EXERCISE DETAILS. Reproduce each line exactly, including spacing and punctuation.
BEGIN
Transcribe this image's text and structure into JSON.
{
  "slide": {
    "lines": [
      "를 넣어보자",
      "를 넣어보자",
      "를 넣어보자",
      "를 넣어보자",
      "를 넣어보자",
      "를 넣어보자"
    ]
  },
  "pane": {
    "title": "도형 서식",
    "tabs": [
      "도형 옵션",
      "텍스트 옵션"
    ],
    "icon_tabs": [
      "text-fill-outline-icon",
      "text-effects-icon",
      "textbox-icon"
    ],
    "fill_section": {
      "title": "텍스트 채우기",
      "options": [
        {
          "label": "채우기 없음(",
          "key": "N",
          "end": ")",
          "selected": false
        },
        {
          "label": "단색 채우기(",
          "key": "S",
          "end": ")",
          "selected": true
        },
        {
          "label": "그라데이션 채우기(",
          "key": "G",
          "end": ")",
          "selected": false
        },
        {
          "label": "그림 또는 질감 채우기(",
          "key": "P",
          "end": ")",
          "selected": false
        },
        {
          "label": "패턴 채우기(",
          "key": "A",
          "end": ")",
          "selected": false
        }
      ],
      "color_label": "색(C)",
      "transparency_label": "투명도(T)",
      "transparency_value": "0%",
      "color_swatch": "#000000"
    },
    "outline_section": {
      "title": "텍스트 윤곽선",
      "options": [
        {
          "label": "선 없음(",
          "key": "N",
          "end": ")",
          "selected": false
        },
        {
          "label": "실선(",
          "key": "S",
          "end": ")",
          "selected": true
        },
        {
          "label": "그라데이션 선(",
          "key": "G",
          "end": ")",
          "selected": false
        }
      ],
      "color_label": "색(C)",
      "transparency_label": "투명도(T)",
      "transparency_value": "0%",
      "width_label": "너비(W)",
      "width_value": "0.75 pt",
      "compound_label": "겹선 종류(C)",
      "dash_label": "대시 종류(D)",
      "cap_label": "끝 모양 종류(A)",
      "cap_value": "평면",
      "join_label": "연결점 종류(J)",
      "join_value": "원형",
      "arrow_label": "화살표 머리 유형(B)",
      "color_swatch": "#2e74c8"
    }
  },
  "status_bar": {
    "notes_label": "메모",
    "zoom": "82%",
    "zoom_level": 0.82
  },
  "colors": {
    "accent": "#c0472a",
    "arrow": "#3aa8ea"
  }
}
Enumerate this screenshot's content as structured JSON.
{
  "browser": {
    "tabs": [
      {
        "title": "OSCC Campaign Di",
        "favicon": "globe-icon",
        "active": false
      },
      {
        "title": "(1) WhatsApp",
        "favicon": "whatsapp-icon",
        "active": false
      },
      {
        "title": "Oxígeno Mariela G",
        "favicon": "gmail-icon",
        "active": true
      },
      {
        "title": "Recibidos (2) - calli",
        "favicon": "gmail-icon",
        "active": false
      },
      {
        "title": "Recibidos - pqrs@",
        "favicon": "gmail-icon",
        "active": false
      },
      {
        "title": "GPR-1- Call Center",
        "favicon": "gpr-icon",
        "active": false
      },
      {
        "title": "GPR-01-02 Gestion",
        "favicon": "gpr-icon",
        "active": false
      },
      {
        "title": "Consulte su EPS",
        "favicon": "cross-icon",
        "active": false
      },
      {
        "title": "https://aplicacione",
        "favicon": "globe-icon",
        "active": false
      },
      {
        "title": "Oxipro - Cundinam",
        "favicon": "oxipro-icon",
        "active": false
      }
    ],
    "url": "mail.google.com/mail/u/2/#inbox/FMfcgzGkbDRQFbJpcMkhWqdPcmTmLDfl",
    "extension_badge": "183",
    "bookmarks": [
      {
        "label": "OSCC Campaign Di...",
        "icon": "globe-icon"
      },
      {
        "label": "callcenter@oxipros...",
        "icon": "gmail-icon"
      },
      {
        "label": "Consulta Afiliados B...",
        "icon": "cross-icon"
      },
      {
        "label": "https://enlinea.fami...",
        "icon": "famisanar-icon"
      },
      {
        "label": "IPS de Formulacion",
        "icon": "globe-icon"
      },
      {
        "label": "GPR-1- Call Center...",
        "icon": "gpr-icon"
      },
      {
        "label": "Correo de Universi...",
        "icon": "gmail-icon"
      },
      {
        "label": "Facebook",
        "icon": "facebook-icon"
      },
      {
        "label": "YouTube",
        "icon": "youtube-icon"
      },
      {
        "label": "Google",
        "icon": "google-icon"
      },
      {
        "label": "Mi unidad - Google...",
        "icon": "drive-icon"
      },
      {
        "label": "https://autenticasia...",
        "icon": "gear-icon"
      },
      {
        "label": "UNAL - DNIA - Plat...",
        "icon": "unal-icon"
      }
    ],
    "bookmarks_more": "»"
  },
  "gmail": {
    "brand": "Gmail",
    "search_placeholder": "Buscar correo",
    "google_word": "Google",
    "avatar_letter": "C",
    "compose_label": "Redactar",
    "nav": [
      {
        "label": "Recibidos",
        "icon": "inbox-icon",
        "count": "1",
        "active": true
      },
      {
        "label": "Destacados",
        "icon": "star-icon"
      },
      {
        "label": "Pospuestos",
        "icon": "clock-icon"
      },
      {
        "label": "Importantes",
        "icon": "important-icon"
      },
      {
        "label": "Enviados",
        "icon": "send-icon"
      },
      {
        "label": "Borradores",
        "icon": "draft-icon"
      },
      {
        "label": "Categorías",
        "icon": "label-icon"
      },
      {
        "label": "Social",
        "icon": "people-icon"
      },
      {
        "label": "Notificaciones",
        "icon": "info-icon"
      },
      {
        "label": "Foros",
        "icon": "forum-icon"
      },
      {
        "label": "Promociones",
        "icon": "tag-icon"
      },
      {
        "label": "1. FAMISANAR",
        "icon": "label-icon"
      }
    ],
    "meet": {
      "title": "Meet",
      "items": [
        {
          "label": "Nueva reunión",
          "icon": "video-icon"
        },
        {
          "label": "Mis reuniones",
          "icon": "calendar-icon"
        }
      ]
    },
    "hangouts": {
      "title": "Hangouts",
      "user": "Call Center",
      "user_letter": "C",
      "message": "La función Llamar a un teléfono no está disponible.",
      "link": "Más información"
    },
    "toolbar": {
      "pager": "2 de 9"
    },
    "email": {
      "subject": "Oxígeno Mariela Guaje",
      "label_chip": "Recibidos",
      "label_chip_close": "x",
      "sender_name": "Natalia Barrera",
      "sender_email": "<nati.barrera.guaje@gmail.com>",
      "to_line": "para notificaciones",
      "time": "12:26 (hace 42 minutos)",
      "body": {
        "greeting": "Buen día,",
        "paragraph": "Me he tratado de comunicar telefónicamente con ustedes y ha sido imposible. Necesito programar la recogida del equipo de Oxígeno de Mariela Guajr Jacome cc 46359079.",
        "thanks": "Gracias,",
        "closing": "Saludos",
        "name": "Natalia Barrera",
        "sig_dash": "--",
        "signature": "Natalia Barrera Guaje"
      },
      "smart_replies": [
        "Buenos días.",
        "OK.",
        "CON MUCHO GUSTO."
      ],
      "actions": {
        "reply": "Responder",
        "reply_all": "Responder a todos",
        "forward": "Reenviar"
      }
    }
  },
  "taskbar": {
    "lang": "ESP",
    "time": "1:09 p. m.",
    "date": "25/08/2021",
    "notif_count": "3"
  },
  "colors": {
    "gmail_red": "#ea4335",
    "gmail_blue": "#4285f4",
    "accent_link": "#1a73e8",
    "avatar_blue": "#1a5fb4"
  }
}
END
EXERCISE SOLUTION.
Transcribe this image's text and structure into JSON.
{
  "slide": {
    "lines": [
      "를 넣어보자",
      "를 넣어보자",
      "를 넣어보자",
      "를 넣어보자",
      "를 넣어보자",
      "를 넣어보자"
    ]
  },
  "pane": {
    "title": "도형 서식",
    "tabs": [
      "도형 옵션",
      "텍스트 옵션"
    ],
    "icon_tabs": [
      "text-fill-outline-icon",
      "text-effects-icon",
      "textbox-icon"
    ],
    "fill_section": {
      "title": "텍스트 채우기",
      "options": [
        {
          "label": "채우기 없음(",
          "key": "N",
          "end": ")",
          "selected": false
        },
        {
          "label": "단색 채우기(",
          "key": "S",
          "end": ")",
          "selected": true
        },
        {
          "label": "그라데이션 채우기(",
          "key": "G",
          "end": ")",
          "selected": false
        },
        {
          "label": "그림 또는 질감 채우기(",
          "key": "P",
          "end": ")",
          "selected": false
        },
        {
          "label": "패턴 채우기(",
          "key": "A",
          "end": ")",
          "selected": false
        }
      ],
      "color_label": "색(C)",
      "transparency_label": "투명도(T)",
      "transparency_value": "0%",
      "color_swatch": "#000000"
    },
    "outline_section": {
      "title": "텍스트 윤곽선",
      "options": [
        {
          "label": "선 없음(",
          "key": "N",
          "end": ")",
          "selected": false
        },
        {
          "label": "실선(",
          "key": "S",
          "end": ")",
          "selected": true
        },
        {
          "label": "그라데이션 선(",
          "key": "G",
          "end": ")",
          "selected": false
        }
      ],
      "color_label": "색(C)",
      "transparency_label": "투명도(T)",
      "transparency_value": "0%",
      "width_label": "너비(W)",
      "width_value": "0.75 pt",
      "compound_label": "겹선 종류(C)",
      "dash_label": "대시 종류(D)",
      "cap_label": "끝 모양 종류(A)",
      "cap_value": "평면",
      "join_label": "연결점 종류(J)",
      "join_value": "원형",
      "arrow_label": "화살표 머리 유형(B)",
      "color_swatch": "#2e74c8"
    }
  },
  "status_bar": {
    "notes_label": "메모",
    "zoom": "82%",
    "zoom_level": 0.82
  },
  "colors": {
    "accent": "#c0472a",
    "arrow": "#3aa8ea"
  }
}
Enumerate this screenshot's content as structured JSON.
{
  "browser": {
    "tabs": [
      {
        "title": "OSCC Campaign Di",
        "favicon": "globe-icon",
        "active": false
      },
      {
        "title": "(1) WhatsApp",
        "favicon": "whatsapp-icon",
        "active": false
      },
      {
        "title": "Oxígeno Mariela G",
        "favicon": "gmail-icon",
        "active": true
      },
      {
        "title": "Recibidos (2) - calli",
        "favicon": "gmail-icon",
        "active": false
      },
      {
        "title": "Recibidos - pqrs@",
        "favicon": "gmail-icon",
        "active": false
      },
      {
        "title": "GPR-1- Call Center",
        "favicon": "gpr-icon",
        "active": false
      },
      {
        "title": "GPR-01-02 Gestion",
        "favicon": "gpr-icon",
        "active": false
      },
      {
        "title": "Consulte su EPS",
        "favicon": "cross-icon",
        "active": false
      },
      {
        "title": "https://aplicacione",
        "favicon": "globe-icon",
        "active": false
      },
      {
        "title": "Oxipro - Cundinam",
        "favicon": "oxipro-icon",
        "active": false
      }
    ],
    "url": "mail.google.com/mail/u/2/#inbox/FMfcgzGkbDRQFbJpcMkhWqdPcmTmLDfl",
    "extension_badge": "183",
    "bookmarks": [
      {
        "label": "OSCC Campaign Di...",
        "icon": "globe-icon"
      },
      {
        "label": "callcenter@oxipros...",
        "icon": "gmail-icon"
      },
      {
        "label": "Consulta Afiliados B...",
        "icon": "cross-icon"
      },
      {
        "label": "https://enlinea.fami...",
        "icon": "famisanar-icon"
      },
      {
        "label": "IPS de Formulacion",
        "icon": "globe-icon"
      },
      {
        "label": "GPR-1- Call Center...",
        "icon": "gpr-icon"
      },
      {
        "label": "Correo de Universi...",
        "icon": "gmail-icon"
      },
      {
        "label": "Facebook",
        "icon": "facebook-icon"
      },
      {
        "label": "YouTube",
        "icon": "youtube-icon"
      },
      {
        "label": "Google",
        "icon": "google-icon"
      },
      {
        "label": "Mi unidad - Google...",
        "icon": "drive-icon"
      },
      {
        "label": "https://autenticasia...",
        "icon": "gear-icon"
      },
      {
        "label": "UNAL - DNIA - Plat...",
        "icon": "unal-icon"
      }
    ],
    "bookmarks_more": "»"
  },
  "gmail": {
    "brand": "Gmail",
    "search_placeholder": "Buscar correo",
    "google_word": "Google",
    "avatar_letter": "C",
    "compose_label": "Redactar",
    "nav": [
      {
        "label": "Recibidos",
        "icon": "inbox-icon",
        "count": "1",
        "active": true
      },
      {
        "label": "Destacados",
        "icon": "star-icon"
      },
      {
        "label": "Pospuestos",
        "icon": "clock-icon"
      },
      {
        "label": "Importantes",
        "icon": "important-icon"
      },
      {
        "label": "Enviados",
        "icon": "send-icon"
      },
      {
        "label": "Borradores",
        "icon": "draft-icon"
      },
      {
        "label": "Categorías",
        "icon": "label-icon"
      },
      {
        "label": "Social",
        "icon": "people-icon"
      },
      {
        "label": "Notificaciones",
        "icon": "info-icon"
      },
      {
        "label": "Foros",
        "icon": "forum-icon"
      },
      {
        "label": "Promociones",
        "icon": "tag-icon"
      },
      {
        "label": "1. FAMISANAR",
        "icon": "label-icon"
      }
    ],
    "meet": {
      "title": "Meet",
      "items": [
        {
          "label": "Nueva reunión",
          "icon": "video-icon"
        },
        {
          "label": "Mis reuniones",
          "icon": "calendar-icon"
        }
      ]
    },
    "hangouts": {
      "title": "Hangouts",
      "user": "Call Center",
      "user_letter": "C",
      "message": "La función Llamar a un teléfono no está disponible.",
      "link": "Más información"
    },
    "toolbar": {
      "pager": "2 de 9"
    },
    "email": {
      "subject": "Oxígeno Mariela Guaje",
      "label_chip": "Recibidos",
      "label_chip_close": "x",
      "sender_name": "Natalia Barrera",
      "sender_email": "<nati.barrera.guaje@gmail.com>",
      "to_line": "para notificaciones",
      "time": "12:26 (hace 42 minutos)",
      "body": {
        "greeting": "Buen día,",
        "paragraph": "Me he tratado de comunicar telefónicamente con ustedes y ha sido imposible. Necesito programar la recogida del equipo de Oxígeno de Mariela Guajr Jacome cc 46359079.",
        "thanks": "Gracias,",
        "closing": "Saludos",
        "name": "Natalia Barrera",
        "sig_dash": "--",
        "signature": "Natalia Barrera Guaje"
      },
      "smart_replies": [
        "Buenos días.",
        "OK.",
        "CON MUCHO GUSTO."
      ],
      "actions": {
        "reply": "Responder",
        "reply_all": "Responder a todos",
        "forward": "Reenviar"
      }
    }
  },
  "taskbar": {
    "lang": "ESP",
    "time": "1:09 p. m.",
    "date": "25/08/2021",
    "notif_count": "3"
  },
  "colors": {
    "gmail_red": "#ea4335",
    "gmail_blue": "#4285f4",
    "accent_link": "#1a73e8",
    "avatar_blue": "#1a5fb4"
  }
}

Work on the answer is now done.